◆ Job: Every line with the string "مرسلا" should be gathered.

(Data extracted from a collection)
--- Start ---

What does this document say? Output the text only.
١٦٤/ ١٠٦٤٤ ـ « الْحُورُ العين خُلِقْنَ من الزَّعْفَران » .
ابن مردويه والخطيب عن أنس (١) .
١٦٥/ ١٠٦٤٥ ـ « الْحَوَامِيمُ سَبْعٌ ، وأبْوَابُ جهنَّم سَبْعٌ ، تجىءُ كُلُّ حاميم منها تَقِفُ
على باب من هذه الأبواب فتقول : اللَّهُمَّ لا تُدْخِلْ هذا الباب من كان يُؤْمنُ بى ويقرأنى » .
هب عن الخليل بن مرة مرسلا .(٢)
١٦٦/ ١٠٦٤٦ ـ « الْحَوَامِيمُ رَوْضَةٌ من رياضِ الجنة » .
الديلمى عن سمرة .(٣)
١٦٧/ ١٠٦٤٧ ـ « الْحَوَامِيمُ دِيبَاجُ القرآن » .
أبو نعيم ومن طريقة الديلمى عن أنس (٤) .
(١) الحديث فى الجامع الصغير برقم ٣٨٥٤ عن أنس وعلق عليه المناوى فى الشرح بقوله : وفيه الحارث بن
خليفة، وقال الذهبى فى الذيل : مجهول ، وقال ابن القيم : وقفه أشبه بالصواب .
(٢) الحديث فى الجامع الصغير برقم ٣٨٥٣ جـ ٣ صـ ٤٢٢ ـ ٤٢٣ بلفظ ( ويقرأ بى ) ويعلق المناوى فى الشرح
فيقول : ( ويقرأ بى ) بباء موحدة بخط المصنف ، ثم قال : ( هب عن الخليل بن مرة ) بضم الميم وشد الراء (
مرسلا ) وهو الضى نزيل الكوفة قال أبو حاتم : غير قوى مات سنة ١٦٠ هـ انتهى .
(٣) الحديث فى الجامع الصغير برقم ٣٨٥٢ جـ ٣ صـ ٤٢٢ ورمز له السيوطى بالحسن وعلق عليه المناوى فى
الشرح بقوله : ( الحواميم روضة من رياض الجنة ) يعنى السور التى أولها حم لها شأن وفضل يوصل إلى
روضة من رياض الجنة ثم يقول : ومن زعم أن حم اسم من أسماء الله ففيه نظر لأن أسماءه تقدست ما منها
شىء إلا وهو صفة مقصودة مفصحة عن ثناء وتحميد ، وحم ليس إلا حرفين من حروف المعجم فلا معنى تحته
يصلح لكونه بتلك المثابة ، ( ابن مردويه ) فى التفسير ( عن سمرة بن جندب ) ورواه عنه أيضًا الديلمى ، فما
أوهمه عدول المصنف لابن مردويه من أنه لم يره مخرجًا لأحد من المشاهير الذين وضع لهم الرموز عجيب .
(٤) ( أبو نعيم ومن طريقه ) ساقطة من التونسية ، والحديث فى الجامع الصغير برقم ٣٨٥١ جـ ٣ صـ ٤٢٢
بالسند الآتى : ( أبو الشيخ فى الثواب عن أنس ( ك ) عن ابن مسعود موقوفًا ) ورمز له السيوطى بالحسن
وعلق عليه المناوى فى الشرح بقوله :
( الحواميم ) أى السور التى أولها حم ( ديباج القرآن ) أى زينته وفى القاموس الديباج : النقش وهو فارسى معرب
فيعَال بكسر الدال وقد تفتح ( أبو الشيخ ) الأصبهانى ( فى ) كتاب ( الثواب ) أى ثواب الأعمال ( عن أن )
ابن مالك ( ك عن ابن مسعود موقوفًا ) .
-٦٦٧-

--- End ---

◆ Solution for this task:
هب عن الخليل بن مرة مرسلا .(٢)
مرسلا ) وهو الضى نزيل الكوفة قال أبو حاتم : غير قوى مات سنة ١٦٠ هـ انتهى .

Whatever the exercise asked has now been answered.